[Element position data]
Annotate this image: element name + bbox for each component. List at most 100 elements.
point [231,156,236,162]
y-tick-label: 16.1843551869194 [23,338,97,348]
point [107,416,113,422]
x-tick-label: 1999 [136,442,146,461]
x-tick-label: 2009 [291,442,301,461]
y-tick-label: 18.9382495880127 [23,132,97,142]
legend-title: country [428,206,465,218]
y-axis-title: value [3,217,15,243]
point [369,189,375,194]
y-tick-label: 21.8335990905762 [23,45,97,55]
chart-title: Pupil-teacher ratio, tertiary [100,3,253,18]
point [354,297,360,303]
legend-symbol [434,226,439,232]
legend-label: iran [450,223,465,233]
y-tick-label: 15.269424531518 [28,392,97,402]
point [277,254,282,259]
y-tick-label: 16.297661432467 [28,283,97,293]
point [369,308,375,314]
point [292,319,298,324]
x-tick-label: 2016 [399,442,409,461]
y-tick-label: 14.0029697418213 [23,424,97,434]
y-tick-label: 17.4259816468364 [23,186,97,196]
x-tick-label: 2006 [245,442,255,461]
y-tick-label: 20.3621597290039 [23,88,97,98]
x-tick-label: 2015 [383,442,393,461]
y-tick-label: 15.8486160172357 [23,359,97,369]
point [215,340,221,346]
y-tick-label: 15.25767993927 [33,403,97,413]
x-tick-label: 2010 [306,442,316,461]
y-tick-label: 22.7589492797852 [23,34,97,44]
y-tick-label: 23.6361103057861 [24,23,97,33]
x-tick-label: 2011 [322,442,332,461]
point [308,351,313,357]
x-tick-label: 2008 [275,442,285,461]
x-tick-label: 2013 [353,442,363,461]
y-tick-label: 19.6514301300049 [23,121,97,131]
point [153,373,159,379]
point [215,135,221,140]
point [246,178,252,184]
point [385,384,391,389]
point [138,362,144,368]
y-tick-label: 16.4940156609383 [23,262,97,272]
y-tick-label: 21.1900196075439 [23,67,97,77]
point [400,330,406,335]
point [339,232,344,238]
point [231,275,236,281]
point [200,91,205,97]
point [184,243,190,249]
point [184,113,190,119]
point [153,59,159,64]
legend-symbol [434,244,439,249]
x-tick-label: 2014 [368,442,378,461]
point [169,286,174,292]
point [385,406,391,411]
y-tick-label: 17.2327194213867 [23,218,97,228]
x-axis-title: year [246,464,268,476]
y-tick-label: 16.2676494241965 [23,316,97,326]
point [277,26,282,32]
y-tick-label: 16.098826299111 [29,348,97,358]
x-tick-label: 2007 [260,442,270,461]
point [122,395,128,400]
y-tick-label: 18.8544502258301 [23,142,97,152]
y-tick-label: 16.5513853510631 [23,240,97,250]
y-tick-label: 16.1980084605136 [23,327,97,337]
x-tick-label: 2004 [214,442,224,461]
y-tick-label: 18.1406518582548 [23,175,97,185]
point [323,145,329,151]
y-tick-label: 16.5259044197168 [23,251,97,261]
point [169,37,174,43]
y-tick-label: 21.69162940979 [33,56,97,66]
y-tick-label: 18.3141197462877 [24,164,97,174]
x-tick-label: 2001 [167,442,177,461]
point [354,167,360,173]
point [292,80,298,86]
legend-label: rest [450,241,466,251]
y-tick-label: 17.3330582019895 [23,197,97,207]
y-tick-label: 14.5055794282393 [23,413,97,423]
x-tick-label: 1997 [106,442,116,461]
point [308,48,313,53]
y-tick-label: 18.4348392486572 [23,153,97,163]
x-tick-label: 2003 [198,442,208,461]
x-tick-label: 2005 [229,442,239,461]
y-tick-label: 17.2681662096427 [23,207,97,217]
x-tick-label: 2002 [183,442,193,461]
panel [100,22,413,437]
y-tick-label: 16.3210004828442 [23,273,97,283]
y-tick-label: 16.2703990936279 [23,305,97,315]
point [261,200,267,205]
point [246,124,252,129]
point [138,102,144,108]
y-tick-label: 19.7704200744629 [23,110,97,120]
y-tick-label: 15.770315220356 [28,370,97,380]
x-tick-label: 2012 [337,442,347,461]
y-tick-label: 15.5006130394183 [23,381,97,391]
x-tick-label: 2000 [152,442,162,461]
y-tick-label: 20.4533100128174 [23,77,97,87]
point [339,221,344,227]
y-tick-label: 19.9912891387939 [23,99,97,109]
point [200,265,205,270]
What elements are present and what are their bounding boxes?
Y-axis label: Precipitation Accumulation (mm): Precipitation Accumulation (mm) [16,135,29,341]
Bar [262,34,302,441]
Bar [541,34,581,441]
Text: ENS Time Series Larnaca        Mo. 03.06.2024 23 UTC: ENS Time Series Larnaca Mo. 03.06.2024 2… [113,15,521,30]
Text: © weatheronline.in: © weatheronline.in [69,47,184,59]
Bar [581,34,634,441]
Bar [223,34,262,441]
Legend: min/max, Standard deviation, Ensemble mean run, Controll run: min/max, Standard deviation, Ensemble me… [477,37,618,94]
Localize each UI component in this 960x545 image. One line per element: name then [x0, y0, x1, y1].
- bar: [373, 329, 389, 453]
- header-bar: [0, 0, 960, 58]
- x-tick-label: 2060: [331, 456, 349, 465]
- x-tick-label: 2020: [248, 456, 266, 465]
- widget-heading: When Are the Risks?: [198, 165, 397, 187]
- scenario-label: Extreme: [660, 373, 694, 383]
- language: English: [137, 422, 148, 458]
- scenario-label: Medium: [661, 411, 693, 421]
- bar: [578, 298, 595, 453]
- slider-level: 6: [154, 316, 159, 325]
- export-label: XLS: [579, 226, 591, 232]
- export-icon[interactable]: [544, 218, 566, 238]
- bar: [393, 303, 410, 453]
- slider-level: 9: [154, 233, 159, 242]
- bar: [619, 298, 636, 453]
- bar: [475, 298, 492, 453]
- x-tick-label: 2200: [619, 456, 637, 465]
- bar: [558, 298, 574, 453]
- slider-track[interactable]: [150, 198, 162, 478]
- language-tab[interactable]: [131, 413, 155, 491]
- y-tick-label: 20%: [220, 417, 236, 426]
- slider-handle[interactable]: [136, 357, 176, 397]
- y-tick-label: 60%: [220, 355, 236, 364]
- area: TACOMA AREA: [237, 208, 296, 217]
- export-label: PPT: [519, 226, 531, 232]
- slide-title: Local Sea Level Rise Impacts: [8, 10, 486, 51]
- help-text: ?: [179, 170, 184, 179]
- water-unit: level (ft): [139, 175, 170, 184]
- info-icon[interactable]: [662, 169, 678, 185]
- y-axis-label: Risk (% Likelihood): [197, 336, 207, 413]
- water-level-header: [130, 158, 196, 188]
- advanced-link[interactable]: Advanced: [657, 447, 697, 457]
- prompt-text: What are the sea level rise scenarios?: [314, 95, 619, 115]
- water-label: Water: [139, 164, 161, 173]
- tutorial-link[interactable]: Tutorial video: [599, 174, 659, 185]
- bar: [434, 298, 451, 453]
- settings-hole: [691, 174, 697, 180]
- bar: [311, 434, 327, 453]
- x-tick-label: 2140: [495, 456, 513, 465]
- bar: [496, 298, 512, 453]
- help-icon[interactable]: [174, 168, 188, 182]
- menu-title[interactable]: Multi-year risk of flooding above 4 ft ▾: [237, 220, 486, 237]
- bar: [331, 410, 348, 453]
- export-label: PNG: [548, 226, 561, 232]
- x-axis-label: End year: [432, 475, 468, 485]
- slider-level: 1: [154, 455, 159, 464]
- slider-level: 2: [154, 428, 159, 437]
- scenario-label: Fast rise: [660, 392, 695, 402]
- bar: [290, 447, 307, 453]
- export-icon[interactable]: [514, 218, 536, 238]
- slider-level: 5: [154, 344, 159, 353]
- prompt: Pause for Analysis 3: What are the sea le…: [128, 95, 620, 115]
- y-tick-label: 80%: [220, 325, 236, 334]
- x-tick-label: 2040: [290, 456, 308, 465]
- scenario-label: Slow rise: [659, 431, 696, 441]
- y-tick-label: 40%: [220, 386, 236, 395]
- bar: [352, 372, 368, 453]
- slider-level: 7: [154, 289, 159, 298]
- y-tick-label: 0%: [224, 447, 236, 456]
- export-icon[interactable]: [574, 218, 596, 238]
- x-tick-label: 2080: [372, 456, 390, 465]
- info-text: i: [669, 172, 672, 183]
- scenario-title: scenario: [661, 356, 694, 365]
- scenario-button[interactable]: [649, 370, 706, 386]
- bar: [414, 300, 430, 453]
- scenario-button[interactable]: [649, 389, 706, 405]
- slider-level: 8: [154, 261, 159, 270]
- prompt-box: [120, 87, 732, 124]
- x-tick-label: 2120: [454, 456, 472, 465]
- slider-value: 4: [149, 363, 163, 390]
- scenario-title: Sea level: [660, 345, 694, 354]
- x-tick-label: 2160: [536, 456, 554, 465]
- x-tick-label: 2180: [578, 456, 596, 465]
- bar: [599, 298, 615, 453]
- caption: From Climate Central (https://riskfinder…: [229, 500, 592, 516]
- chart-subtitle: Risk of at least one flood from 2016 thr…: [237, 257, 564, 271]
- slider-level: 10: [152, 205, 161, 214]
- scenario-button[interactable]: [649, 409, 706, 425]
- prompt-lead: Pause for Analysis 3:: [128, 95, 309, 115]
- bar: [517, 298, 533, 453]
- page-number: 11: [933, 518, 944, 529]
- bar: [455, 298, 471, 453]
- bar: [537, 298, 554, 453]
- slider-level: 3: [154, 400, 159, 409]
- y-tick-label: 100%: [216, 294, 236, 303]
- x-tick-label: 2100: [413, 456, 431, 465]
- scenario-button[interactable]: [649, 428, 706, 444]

**The task:** In the data from the first line through the line containing "point [369,189,375,194]", inclusive, change "y-tick-label" to "y-axis-label" and leave everything else as it is. Give back only those lines.

**Full answer:**
Annotate this image: element name + bbox for each component. List at most 100 elements.
point [231,156,236,162]
y-axis-label: 16.1843551869194 [23,338,97,348]
point [107,416,113,422]
x-tick-label: 1999 [136,442,146,461]
x-tick-label: 2009 [291,442,301,461]
y-axis-label: 18.9382495880127 [23,132,97,142]
legend-title: country [428,206,465,218]
y-axis-title: value [3,217,15,243]
point [369,189,375,194]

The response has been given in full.